** Start Supplied records **

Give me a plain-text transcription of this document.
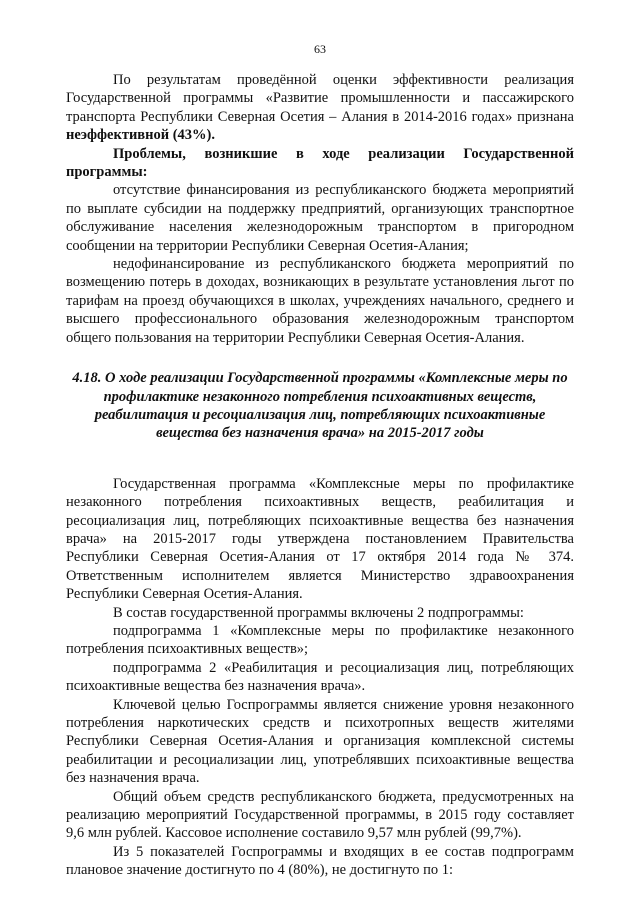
63

По результатам проведённой оценки эффективности реализация Государственной программы «Развитие промышленности и пассажирского транспорта Республики Северная Осетия – Алания в 2014-2016 годах» признана неэффективной (43%).

Проблемы, возникшие в ходе реализации Государственной программы:

отсутствие финансирования из республиканского бюджета мероприятий по выплате субсидии на поддержку предприятий, организующих транспортное обслуживание населения железнодорожным транспортом в пригородном сообщении на территории Республики Северная Осетия-Алания;

недофинансирование из республиканского бюджета мероприятий по возмещению потерь в доходах, возникающих в результате установления льгот по тарифам на проезд обучающихся в школах, учреждениях начального, среднего и высшего профессионального образования железнодорожным транспортом общего пользования на территории Республики Северная Осетия-Алания.

4.18. О ходе реализации Государственной программы «Комплексные меры по профилактике незаконного потребления психоактивных веществ, реабилитация и ресоциализация лиц, потребляющих психоактивные вещества без назначения врача» на 2015-2017 годы

Государственная программа «Комплексные меры по профилактике незаконного потребления психоактивных веществ, реабилитация и ресоциализация лиц, потребляющих психоактивные вещества без назначения врача» на 2015-2017 годы утверждена постановлением Правительства Республики Северная Осетия-Алания от 17 октября 2014 года № 374. Ответственным исполнителем является Министерство здравоохранения Республики Северная Осетия-Алания.

В состав государственной программы включены 2 подпрограммы:

подпрограмма 1 «Комплексные меры по профилактике незаконного потребления психоактивных веществ»;

подпрограмма 2 «Реабилитация и ресоциализация лиц, потребляющих психоактивные вещества без назначения врача».

Ключевой целью Госпрограммы является снижение уровня незаконного потребления наркотических средств и психотропных веществ жителями Республики Северная Осетия-Алания и организация комплексной системы реабилитации и ресоциализации лиц, употреблявших психоактивные вещества без назначения врача.

Общий объем средств республиканского бюджета, предусмотренных на реализацию мероприятий Государственной программы, в 2015 году составляет 9,6 млн рублей. Кассовое исполнение составило 9,57 млн рублей (99,7%).

Из 5 показателей Госпрограммы и входящих в ее состав подпрограмм плановое значение достигнуто по 4 (80%), не достигнуто по 1:
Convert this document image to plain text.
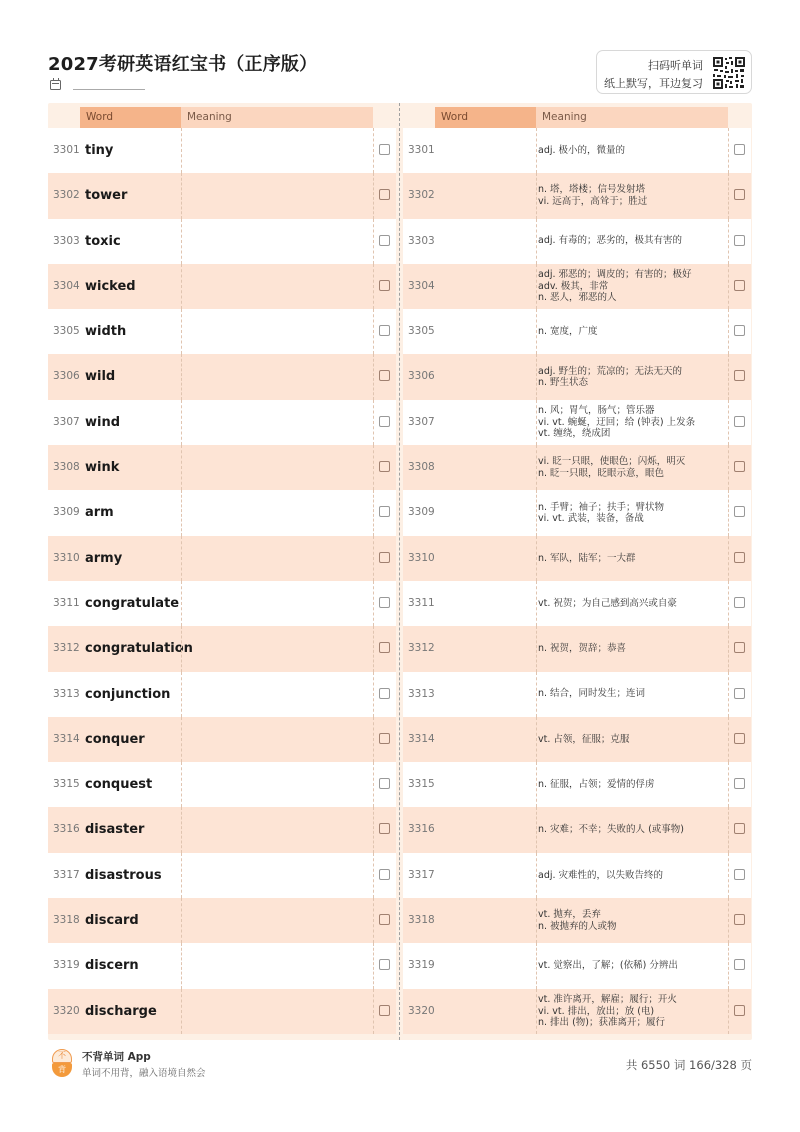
2027考研英语红宝书（正序版）	扫码听单词
纸上默写，耳边复习
Word	Meaning
3301 tiny
3302 tower
3303 toxic
3304 wicked
3305 width
3306 wild
3307 wind
3308 wink
3309 arm
3310 army
3311 congratulate
3312 congratulation
3313 conjunction
3314 conquer
3315 conquest
3316 disaster
3317 disastrous
3318 discard
3319 discern
3320 discharge
Word	Meaning
3301	adj. 极小的，微量的
3302	n. 塔，塔楼；信号发射塔
vi. 远高于，高耸于；胜过
3303	adj. 有毒的；恶劣的，极其有害的
3304
adj. 邪恶的；调皮的；有害的；极好
adv. 极其，非常
n. 恶人，邪恶的人
3305	n. 宽度，广度
3306	adj. 野生的；荒凉的；无法无天的
n. 野生状态
3307
n. 风；胃气，肠气；管乐器
vi. vt. 蜿蜒，迂回；给 (钟表) 上发条
vt. 缠绕，绕成团
3308	vi. 眨一只眼，使眼色；闪烁，明灭
n. 眨一只眼，眨眼示意，眼色
3309	n. 手臂；袖子；扶手；臂状物
vi. vt. 武装，装备，备战
3310	n. 军队，陆军；一大群
3311	vt. 祝贺；为自己感到高兴或自豪
3312	n. 祝贺，贺辞；恭喜
3313	n. 结合，同时发生；连词
3314	vt. 占领，征服；克服
3315	n. 征服，占领；爱情的俘虏
3316	n. 灾难；不幸；失败的人 (或事物)
3317	adj. 灾难性的，以失败告终的
3318	vt. 抛弃，丢弃
n. 被抛弃的人或物
3319	vt. 觉察出，了解；(依稀) 分辨出
3320
vt. 准许离开，解雇；履行；开火
vi. vt. 排出，放出；放 (电)
n. 排出 (物)；获准离开；履行
不
背
不背单词 App
单词不用背，融入语境自然会
共 6550 词 166/328 页
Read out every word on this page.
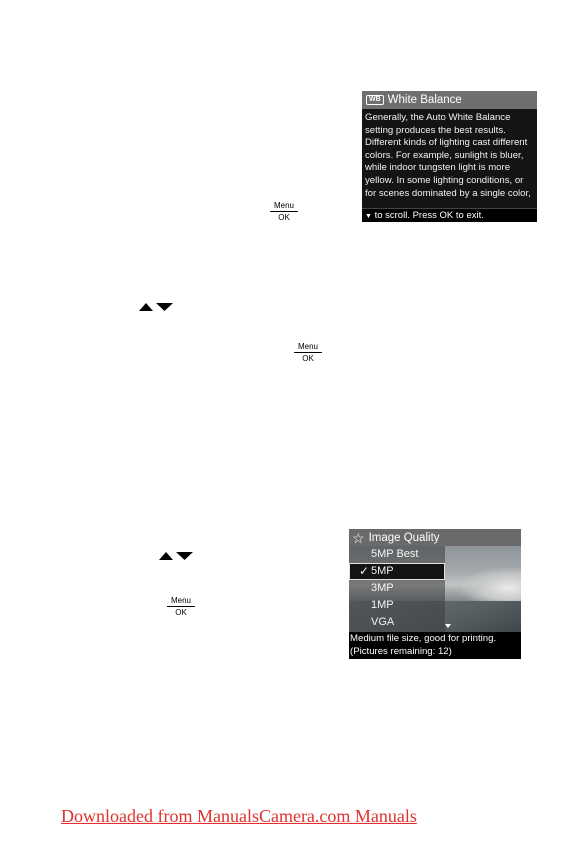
Menu
OK
Menu
OK
Menu
OK
WB White Balance
Generally, the Auto White Balance setting produces the best results. Different kinds of lighting cast different colors. For example, sunlight is bluer, while indoor tungsten light is more yellow. In some lighting conditions, or for scenes dominated by a single color,
▼ to scroll. Press OK to exit.
☆ Image Quality
5MP Best
✓ 5MP
3MP
1MP
VGA
Medium file size, good for printing.
(Pictures remaining: 12)
Downloaded from ManualsCamera.com Manuals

** End Supplied records **

# [What to work on]
Read through the data and copy every line where "меры" shows up.

# [Task solution]
4.18. О ходе реализации Государственной программы «Комплексные меры по профилактике незаконного потребления психоактивных веществ, реабилитация и ресоциализация лиц, потребляющих психоактивные вещества без назначения врача» на 2015-2017 годы
Государственная программа «Комплексные меры по профилактике незаконного потребления психоактивных веществ, реабилитация и ресоциализация лиц, потребляющих психоактивные вещества без назначения врача» на 2015-2017 годы утверждена постановлением Правительства Республики Северная Осетия-Алания от 17 октября 2014 года № 374. Ответственным исполнителем является Министерство здравоохранения Республики Северная Осетия-Алания.
подпрограмма 1 «Комплексные меры по профилактике незаконного потребления психоактивных веществ»;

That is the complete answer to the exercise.